- Short problem A -
Print the passage from the electoral division article between "Durrington & Salvington is" and "town of Worthing.", inclusive.

+++ Passage to read +++

= Durrington & Salvington (electoral division) =

Electoral district in england

Durrington & Salvington
Shown within West Sussex
| District: | Worthing |
| UK Parliament Constituency: | Worthing West |
| Ceremonial county: | West Sussex |
| Electorate (2009): | 9614 |
County Councillor
Noel Atkins (Conservative)

Durrington & Salvington is an electoral division of West Sussex in England, and returns one member to sit on West Sussex County Council.

==Extent==
The division covers the neighbourhoods of Durrington and Salvington, which form part of the town of Worthing.

It falls entirely within the un-parished area of Worthing Borough and comprises the following borough wards: Durrington Ward and the southern part of Salvington Ward.

+++ Data section +++

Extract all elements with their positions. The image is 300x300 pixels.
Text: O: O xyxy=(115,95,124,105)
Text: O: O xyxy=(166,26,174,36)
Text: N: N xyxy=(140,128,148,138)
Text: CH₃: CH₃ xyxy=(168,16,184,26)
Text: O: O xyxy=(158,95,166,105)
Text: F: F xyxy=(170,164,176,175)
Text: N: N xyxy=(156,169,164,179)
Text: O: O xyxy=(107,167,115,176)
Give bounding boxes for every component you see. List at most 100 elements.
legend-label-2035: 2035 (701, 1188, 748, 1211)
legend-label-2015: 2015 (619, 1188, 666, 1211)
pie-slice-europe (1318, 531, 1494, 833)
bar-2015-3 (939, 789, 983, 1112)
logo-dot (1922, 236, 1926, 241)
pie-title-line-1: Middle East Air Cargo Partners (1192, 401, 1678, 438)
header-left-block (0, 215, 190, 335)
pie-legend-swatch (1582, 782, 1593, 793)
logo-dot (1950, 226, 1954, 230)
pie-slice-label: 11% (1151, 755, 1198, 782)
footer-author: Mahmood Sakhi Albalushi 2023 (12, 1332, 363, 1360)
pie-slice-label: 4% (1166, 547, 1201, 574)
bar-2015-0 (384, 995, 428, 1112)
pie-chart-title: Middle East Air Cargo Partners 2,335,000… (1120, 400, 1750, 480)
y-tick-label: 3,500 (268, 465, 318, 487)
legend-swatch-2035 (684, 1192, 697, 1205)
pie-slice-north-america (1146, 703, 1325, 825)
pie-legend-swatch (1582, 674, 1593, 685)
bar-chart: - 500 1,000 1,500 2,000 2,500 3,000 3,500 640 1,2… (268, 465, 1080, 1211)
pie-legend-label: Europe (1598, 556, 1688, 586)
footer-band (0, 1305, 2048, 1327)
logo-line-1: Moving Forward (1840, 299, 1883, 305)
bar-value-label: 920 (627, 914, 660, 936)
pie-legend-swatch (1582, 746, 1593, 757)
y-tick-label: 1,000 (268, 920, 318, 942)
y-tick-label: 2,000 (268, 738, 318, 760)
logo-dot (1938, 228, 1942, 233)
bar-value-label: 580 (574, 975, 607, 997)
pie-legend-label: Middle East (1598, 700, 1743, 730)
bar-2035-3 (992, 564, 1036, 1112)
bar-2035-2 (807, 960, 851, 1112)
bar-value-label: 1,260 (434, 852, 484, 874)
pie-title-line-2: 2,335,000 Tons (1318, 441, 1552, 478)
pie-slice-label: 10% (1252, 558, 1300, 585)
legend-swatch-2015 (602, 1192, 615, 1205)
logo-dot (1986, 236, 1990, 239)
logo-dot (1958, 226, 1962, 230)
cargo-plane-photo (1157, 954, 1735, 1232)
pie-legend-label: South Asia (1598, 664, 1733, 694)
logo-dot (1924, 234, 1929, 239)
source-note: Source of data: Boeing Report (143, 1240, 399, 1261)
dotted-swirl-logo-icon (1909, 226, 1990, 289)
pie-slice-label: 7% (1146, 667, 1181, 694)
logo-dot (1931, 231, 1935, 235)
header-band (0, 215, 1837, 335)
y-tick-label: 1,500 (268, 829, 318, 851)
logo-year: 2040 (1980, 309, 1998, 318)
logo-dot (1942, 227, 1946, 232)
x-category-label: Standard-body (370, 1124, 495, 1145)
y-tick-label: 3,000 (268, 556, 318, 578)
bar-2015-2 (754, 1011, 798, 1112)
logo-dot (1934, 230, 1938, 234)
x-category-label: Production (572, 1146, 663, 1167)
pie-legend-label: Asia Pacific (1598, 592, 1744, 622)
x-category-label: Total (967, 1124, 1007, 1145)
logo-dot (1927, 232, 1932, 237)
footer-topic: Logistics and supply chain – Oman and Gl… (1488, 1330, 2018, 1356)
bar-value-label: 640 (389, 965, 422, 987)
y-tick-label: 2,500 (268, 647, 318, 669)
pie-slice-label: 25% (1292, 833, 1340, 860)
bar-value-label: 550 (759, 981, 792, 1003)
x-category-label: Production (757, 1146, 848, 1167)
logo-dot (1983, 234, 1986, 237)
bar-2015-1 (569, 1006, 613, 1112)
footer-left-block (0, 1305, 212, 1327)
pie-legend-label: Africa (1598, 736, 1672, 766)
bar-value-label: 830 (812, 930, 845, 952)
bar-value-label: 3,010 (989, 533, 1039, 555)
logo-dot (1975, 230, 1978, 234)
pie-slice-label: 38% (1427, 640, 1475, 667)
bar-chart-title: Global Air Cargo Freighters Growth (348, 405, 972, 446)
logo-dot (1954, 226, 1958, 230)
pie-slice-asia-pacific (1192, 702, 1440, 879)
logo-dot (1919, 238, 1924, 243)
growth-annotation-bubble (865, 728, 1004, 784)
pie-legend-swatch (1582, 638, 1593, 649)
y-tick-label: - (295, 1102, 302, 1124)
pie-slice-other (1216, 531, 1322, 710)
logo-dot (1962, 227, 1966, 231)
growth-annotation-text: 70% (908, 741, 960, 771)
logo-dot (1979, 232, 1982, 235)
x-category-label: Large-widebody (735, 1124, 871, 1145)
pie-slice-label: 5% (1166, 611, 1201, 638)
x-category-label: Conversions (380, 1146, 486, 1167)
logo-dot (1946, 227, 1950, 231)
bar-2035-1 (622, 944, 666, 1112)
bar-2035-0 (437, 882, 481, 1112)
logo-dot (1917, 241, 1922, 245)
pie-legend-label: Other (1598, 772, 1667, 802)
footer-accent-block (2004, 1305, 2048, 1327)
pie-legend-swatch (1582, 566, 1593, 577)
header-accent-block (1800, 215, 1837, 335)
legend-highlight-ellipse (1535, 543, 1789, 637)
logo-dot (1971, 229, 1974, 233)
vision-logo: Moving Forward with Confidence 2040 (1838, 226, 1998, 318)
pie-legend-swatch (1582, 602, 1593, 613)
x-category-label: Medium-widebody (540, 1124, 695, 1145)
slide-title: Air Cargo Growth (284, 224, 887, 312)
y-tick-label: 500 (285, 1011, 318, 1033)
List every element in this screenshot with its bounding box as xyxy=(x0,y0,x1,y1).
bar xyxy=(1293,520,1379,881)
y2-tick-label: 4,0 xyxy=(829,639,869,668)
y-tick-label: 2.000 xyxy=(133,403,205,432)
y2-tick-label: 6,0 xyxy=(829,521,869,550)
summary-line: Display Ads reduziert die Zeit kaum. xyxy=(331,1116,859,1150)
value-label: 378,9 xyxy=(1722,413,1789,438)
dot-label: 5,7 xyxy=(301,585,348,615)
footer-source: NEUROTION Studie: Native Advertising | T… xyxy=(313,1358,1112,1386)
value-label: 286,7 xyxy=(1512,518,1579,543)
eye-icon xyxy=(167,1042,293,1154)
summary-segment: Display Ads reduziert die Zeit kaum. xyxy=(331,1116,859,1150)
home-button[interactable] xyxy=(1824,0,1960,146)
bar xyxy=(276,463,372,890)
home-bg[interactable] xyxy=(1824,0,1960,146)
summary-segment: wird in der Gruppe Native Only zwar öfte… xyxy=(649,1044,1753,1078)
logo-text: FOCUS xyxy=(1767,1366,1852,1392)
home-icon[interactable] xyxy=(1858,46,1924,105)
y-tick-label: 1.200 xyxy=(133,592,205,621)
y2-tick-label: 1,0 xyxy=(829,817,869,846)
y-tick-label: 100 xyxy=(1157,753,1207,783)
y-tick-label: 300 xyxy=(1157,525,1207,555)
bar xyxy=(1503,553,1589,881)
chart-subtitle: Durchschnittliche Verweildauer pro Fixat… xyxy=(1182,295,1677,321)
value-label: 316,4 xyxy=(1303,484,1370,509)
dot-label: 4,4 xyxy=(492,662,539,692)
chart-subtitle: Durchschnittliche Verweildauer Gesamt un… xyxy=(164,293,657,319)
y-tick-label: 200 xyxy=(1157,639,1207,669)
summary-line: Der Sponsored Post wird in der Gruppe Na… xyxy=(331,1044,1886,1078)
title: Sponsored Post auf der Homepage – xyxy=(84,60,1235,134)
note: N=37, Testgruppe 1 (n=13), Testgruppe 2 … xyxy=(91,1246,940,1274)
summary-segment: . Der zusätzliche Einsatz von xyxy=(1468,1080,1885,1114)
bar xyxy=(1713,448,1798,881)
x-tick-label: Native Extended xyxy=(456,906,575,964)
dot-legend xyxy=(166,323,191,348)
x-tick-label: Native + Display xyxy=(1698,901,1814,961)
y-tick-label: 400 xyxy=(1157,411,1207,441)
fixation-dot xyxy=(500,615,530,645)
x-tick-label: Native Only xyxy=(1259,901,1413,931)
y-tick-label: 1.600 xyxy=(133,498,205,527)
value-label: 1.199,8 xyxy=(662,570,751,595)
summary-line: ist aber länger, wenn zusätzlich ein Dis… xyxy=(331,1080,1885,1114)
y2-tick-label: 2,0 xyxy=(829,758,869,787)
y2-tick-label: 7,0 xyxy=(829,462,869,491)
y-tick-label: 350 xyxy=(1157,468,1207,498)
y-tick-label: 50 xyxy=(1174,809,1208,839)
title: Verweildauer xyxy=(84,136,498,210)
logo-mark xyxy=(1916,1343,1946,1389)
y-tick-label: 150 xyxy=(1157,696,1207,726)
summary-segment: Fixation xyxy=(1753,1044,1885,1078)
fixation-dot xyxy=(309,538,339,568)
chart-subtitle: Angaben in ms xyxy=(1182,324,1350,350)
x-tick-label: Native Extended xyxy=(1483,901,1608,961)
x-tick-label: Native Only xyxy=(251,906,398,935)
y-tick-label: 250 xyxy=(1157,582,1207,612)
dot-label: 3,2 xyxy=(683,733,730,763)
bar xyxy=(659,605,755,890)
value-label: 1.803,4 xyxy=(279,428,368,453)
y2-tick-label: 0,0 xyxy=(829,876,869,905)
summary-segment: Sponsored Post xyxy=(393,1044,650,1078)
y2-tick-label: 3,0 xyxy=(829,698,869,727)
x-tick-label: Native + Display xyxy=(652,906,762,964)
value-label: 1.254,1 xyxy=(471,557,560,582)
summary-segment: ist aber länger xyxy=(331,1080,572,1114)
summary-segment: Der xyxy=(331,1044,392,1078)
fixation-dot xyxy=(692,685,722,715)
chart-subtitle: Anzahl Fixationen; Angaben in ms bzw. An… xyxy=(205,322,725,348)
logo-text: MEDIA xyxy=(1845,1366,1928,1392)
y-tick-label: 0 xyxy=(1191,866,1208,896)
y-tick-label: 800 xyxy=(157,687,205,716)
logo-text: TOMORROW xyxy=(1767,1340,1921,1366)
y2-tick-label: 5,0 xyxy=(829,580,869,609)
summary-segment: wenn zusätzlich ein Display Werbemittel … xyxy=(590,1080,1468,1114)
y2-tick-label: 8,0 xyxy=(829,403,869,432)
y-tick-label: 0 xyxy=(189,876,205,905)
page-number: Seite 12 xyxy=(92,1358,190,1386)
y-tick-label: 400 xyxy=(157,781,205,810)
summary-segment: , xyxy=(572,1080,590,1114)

+++

- Short problem B -
Output the data listing rows from the first row through the line containing "Text: O: O xyxy=(107,167,115,176)", inclusive, reproducing each one without changes.

- Full solution A -
Durrington & Salvington is an electoral division of West Sussex in England, and returns one member to sit on West Sussex County Council.

==Extent==
The division covers the neighbourhoods of Durrington and Salvington, which form part of the town of Worthing.

- Full solution B -
Extract all elements with their positions. The image is 300x300 pixels.
Text: O: O xyxy=(115,95,124,105)
Text: O: O xyxy=(166,26,174,36)
Text: N: N xyxy=(140,128,148,138)
Text: CH₃: CH₃ xyxy=(168,16,184,26)
Text: O: O xyxy=(158,95,166,105)
Text: F: F xyxy=(170,164,176,175)
Text: N: N xyxy=(156,169,164,179)
Text: O: O xyxy=(107,167,115,176)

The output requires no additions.